### What you have to do:
Quote all of the data exactly as given. Skip every picture it contains.

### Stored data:
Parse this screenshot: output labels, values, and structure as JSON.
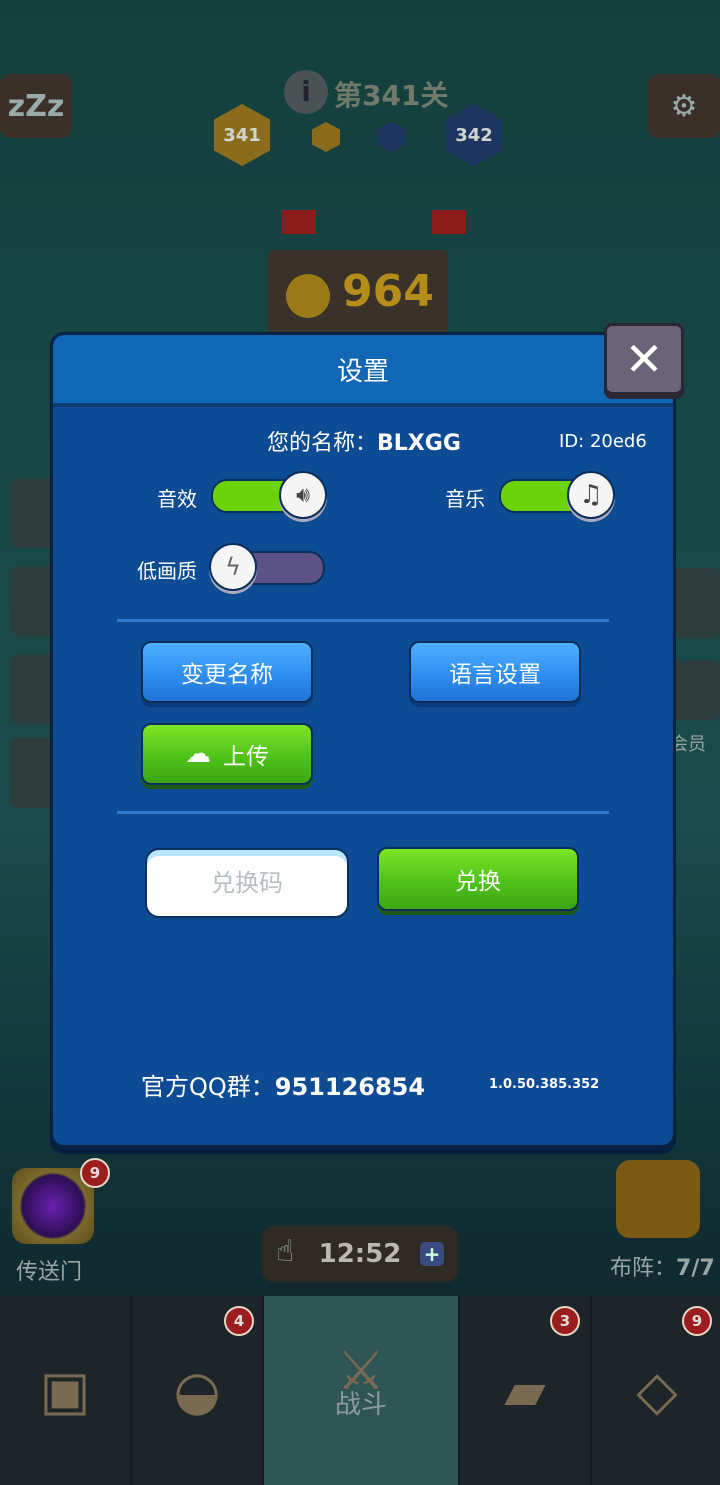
{
  "hud": {
    "level_title": "第341关",
    "current_level": "341",
    "next_level": "342",
    "coins": "964"
  },
  "left_dock": {
    "portal_label": "传送门",
    "portal_badge": "9"
  },
  "right_dock": {
    "formation_label": "布阵：",
    "formation_count": "7/7",
    "member_label": "会员"
  },
  "timer": {
    "value": "12:52",
    "plus": "+"
  },
  "bottom_nav": {
    "items": [
      {
        "name": "chest",
        "label": "",
        "badge": ""
      },
      {
        "name": "helmet",
        "label": "",
        "badge": "4"
      },
      {
        "name": "battle",
        "label": "战斗",
        "badge": ""
      },
      {
        "name": "spellbook",
        "label": "",
        "badge": "3"
      },
      {
        "name": "amulet",
        "label": "",
        "badge": "9"
      }
    ]
  },
  "dialog": {
    "title": "设置",
    "name_label": "您的名称：",
    "name_value": "BLXGG",
    "id_text": "ID: 20ed6",
    "sound_label": "音效",
    "sound_on": true,
    "music_label": "音乐",
    "music_on": true,
    "low_quality_label": "低画质",
    "low_quality_on": false,
    "rename_button": "变更名称",
    "language_button": "语言设置",
    "upload_button": "上传",
    "redeem_placeholder": "兑换码",
    "redeem_button": "兑换",
    "qq_label": "官方QQ群：",
    "qq_number": "951126854",
    "version": "1.0.50.385.352"
  },
  "colors": {
    "dialog_bg": "#0d4c94",
    "header_bg": "#1166b5",
    "toggle_on": "#6bd30c",
    "toggle_off": "#5b5385",
    "button_blue": "#2f8ef0",
    "button_green": "#4fc21a"
  }
}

### Output for this exercise:
Parse this screenshot: output labels, values, and structure as JSON.
{
  "hud": {
    "level_title": "第341关",
    "current_level": "341",
    "next_level": "342",
    "coins": "964"
  },
  "left_dock": {
    "portal_label": "传送门",
    "portal_badge": "9"
  },
  "right_dock": {
    "formation_label": "布阵：",
    "formation_count": "7/7",
    "member_label": "会员"
  },
  "timer": {
    "value": "12:52",
    "plus": "+"
  },
  "bottom_nav": {
    "items": [
      {
        "name": "chest",
        "label": "",
        "badge": ""
      },
      {
        "name": "helmet",
        "label": "",
        "badge": "4"
      },
      {
        "name": "battle",
        "label": "战斗",
        "badge": ""
      },
      {
        "name": "spellbook",
        "label": "",
        "badge": "3"
      },
      {
        "name": "amulet",
        "label": "",
        "badge": "9"
      }
    ]
  },
  "dialog": {
    "title": "设置",
    "name_label": "您的名称：",
    "name_value": "BLXGG",
    "id_text": "ID: 20ed6",
    "sound_label": "音效",
    "sound_on": true,
    "music_label": "音乐",
    "music_on": true,
    "low_quality_label": "低画质",
    "low_quality_on": false,
    "rename_button": "变更名称",
    "language_button": "语言设置",
    "upload_button": "上传",
    "redeem_placeholder": "兑换码",
    "redeem_button": "兑换",
    "qq_label": "官方QQ群：",
    "qq_number": "951126854",
    "version": "1.0.50.385.352"
  },
  "colors": {
    "dialog_bg": "#0d4c94",
    "header_bg": "#1166b5",
    "toggle_on": "#6bd30c",
    "toggle_off": "#5b5385",
    "button_blue": "#2f8ef0",
    "button_green": "#4fc21a"
  }
}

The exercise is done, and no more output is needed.